Data provided
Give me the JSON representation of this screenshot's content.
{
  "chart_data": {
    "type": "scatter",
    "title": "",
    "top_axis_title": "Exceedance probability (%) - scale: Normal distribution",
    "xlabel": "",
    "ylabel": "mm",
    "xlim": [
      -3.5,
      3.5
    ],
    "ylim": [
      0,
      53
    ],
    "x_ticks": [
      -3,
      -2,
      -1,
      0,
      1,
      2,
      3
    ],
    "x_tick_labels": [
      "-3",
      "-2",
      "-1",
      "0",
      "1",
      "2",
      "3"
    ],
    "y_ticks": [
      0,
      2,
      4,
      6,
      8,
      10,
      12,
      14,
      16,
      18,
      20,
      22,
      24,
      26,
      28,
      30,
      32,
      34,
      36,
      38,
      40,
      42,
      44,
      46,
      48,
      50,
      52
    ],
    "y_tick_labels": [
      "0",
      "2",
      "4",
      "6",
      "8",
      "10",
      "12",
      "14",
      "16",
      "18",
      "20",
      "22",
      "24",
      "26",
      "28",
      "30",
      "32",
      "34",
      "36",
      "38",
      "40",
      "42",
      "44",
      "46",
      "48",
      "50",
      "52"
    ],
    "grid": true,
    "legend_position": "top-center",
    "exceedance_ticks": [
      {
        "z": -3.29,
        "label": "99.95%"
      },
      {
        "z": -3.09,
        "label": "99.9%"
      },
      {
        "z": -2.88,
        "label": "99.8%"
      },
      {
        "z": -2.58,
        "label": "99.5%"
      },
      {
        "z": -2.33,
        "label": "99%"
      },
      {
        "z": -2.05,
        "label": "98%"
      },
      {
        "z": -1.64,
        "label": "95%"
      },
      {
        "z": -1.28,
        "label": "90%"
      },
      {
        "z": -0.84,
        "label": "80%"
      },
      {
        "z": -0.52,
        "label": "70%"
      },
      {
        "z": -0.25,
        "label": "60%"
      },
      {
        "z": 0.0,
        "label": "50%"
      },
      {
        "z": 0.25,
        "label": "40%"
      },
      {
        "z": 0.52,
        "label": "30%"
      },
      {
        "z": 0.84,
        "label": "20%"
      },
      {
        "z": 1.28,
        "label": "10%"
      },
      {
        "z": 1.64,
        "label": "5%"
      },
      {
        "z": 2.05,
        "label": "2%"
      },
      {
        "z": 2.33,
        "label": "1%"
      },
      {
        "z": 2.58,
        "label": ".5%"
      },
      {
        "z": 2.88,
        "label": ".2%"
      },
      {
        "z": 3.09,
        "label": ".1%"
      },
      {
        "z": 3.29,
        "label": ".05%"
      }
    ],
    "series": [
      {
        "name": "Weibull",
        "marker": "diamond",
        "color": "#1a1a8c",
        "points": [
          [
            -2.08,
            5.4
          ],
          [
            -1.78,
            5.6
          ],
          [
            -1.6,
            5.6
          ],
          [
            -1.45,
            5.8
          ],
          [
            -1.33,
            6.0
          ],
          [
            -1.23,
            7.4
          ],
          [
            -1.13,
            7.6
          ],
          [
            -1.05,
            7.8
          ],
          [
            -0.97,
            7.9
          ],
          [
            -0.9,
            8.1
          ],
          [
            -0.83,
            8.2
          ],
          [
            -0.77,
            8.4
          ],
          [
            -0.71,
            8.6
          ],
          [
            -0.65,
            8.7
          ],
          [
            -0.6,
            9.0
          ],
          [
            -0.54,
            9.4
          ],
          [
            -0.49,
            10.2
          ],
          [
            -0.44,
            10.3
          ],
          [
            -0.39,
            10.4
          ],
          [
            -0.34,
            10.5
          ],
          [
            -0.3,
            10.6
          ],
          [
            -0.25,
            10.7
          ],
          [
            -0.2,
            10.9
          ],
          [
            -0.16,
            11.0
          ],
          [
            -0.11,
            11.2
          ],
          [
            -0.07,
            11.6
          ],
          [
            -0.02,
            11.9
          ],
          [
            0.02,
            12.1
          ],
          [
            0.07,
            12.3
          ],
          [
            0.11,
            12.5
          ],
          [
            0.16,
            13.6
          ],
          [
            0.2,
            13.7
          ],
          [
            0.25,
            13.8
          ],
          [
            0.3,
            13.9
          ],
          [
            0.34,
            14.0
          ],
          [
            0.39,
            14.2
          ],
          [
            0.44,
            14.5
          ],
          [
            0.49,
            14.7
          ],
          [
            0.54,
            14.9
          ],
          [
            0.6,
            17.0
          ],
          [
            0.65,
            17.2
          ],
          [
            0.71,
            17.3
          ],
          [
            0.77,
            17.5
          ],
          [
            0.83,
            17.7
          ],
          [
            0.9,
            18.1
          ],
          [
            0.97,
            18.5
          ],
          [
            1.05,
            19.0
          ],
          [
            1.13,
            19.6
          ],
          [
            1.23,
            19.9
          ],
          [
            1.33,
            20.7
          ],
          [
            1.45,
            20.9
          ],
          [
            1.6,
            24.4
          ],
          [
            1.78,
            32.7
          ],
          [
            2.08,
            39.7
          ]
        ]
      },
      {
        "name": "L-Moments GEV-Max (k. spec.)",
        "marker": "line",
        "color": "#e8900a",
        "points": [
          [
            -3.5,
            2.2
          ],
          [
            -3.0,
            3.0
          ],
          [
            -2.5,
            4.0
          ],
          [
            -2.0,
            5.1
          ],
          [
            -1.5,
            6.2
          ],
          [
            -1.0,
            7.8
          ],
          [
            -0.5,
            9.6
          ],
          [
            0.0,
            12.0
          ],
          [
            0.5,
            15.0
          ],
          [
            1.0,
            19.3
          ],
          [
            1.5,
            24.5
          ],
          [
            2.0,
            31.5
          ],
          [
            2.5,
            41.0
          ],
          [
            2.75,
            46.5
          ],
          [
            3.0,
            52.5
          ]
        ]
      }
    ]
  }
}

Short task
Without leaving anything out, give the entries again exactly.

Task output
Give me the JSON representation of this screenshot's content.
{
  "chart_data": {
    "type": "scatter",
    "title": "",
    "top_axis_title": "Exceedance probability (%) - scale: Normal distribution",
    "xlabel": "",
    "ylabel": "mm",
    "xlim": [
      -3.5,
      3.5
    ],
    "ylim": [
      0,
      53
    ],
    "x_ticks": [
      -3,
      -2,
      -1,
      0,
      1,
      2,
      3
    ],
    "x_tick_labels": [
      "-3",
      "-2",
      "-1",
      "0",
      "1",
      "2",
      "3"
    ],
    "y_ticks": [
      0,
      2,
      4,
      6,
      8,
      10,
      12,
      14,
      16,
      18,
      20,
      22,
      24,
      26,
      28,
      30,
      32,
      34,
      36,
      38,
      40,
      42,
      44,
      46,
      48,
      50,
      52
    ],
    "y_tick_labels": [
      "0",
      "2",
      "4",
      "6",
      "8",
      "10",
      "12",
      "14",
      "16",
      "18",
      "20",
      "22",
      "24",
      "26",
      "28",
      "30",
      "32",
      "34",
      "36",
      "38",
      "40",
      "42",
      "44",
      "46",
      "48",
      "50",
      "52"
    ],
    "grid": true,
    "legend_position": "top-center",
    "exceedance_ticks": [
      {
        "z": -3.29,
        "label": "99.95%"
      },
      {
        "z": -3.09,
        "label": "99.9%"
      },
      {
        "z": -2.88,
        "label": "99.8%"
      },
      {
        "z": -2.58,
        "label": "99.5%"
      },
      {
        "z": -2.33,
        "label": "99%"
      },
      {
        "z": -2.05,
        "label": "98%"
      },
      {
        "z": -1.64,
        "label": "95%"
      },
      {
        "z": -1.28,
        "label": "90%"
      },
      {
        "z": -0.84,
        "label": "80%"
      },
      {
        "z": -0.52,
        "label": "70%"
      },
      {
        "z": -0.25,
        "label": "60%"
      },
      {
        "z": 0.0,
        "label": "50%"
      },
      {
        "z": 0.25,
        "label": "40%"
      },
      {
        "z": 0.52,
        "label": "30%"
      },
      {
        "z": 0.84,
        "label": "20%"
      },
      {
        "z": 1.28,
        "label": "10%"
      },
      {
        "z": 1.64,
        "label": "5%"
      },
      {
        "z": 2.05,
        "label": "2%"
      },
      {
        "z": 2.33,
        "label": "1%"
      },
      {
        "z": 2.58,
        "label": ".5%"
      },
      {
        "z": 2.88,
        "label": ".2%"
      },
      {
        "z": 3.09,
        "label": ".1%"
      },
      {
        "z": 3.29,
        "label": ".05%"
      }
    ],
    "series": [
      {
        "name": "Weibull",
        "marker": "diamond",
        "color": "#1a1a8c",
        "points": [
          [
            -2.08,
            5.4
          ],
          [
            -1.78,
            5.6
          ],
          [
            -1.6,
            5.6
          ],
          [
            -1.45,
            5.8
          ],
          [
            -1.33,
            6.0
          ],
          [
            -1.23,
            7.4
          ],
          [
            -1.13,
            7.6
          ],
          [
            -1.05,
            7.8
          ],
          [
            -0.97,
            7.9
          ],
          [
            -0.9,
            8.1
          ],
          [
            -0.83,
            8.2
          ],
          [
            -0.77,
            8.4
          ],
          [
            -0.71,
            8.6
          ],
          [
            -0.65,
            8.7
          ],
          [
            -0.6,
            9.0
          ],
          [
            -0.54,
            9.4
          ],
          [
            -0.49,
            10.2
          ],
          [
            -0.44,
            10.3
          ],
          [
            -0.39,
            10.4
          ],
          [
            -0.34,
            10.5
          ],
          [
            -0.3,
            10.6
          ],
          [
            -0.25,
            10.7
          ],
          [
            -0.2,
            10.9
          ],
          [
            -0.16,
            11.0
          ],
          [
            -0.11,
            11.2
          ],
          [
            -0.07,
            11.6
          ],
          [
            -0.02,
            11.9
          ],
          [
            0.02,
            12.1
          ],
          [
            0.07,
            12.3
          ],
          [
            0.11,
            12.5
          ],
          [
            0.16,
            13.6
          ],
          [
            0.2,
            13.7
          ],
          [
            0.25,
            13.8
          ],
          [
            0.3,
            13.9
          ],
          [
            0.34,
            14.0
          ],
          [
            0.39,
            14.2
          ],
          [
            0.44,
            14.5
          ],
          [
            0.49,
            14.7
          ],
          [
            0.54,
            14.9
          ],
          [
            0.6,
            17.0
          ],
          [
            0.65,
            17.2
          ],
          [
            0.71,
            17.3
          ],
          [
            0.77,
            17.5
          ],
          [
            0.83,
            17.7
          ],
          [
            0.9,
            18.1
          ],
          [
            0.97,
            18.5
          ],
          [
            1.05,
            19.0
          ],
          [
            1.13,
            19.6
          ],
          [
            1.23,
            19.9
          ],
          [
            1.33,
            20.7
          ],
          [
            1.45,
            20.9
          ],
          [
            1.6,
            24.4
          ],
          [
            1.78,
            32.7
          ],
          [
            2.08,
            39.7
          ]
        ]
      },
      {
        "name": "L-Moments GEV-Max (k. spec.)",
        "marker": "line",
        "color": "#e8900a",
        "points": [
          [
            -3.5,
            2.2
          ],
          [
            -3.0,
            3.0
          ],
          [
            -2.5,
            4.0
          ],
          [
            -2.0,
            5.1
          ],
          [
            -1.5,
            6.2
          ],
          [
            -1.0,
            7.8
          ],
          [
            -0.5,
            9.6
          ],
          [
            0.0,
            12.0
          ],
          [
            0.5,
            15.0
          ],
          [
            1.0,
            19.3
          ],
          [
            1.5,
            24.5
          ],
          [
            2.0,
            31.5
          ],
          [
            2.5,
            41.0
          ],
          [
            2.75,
            46.5
          ],
          [
            3.0,
            52.5
          ]
        ]
      }
    ]
  }
}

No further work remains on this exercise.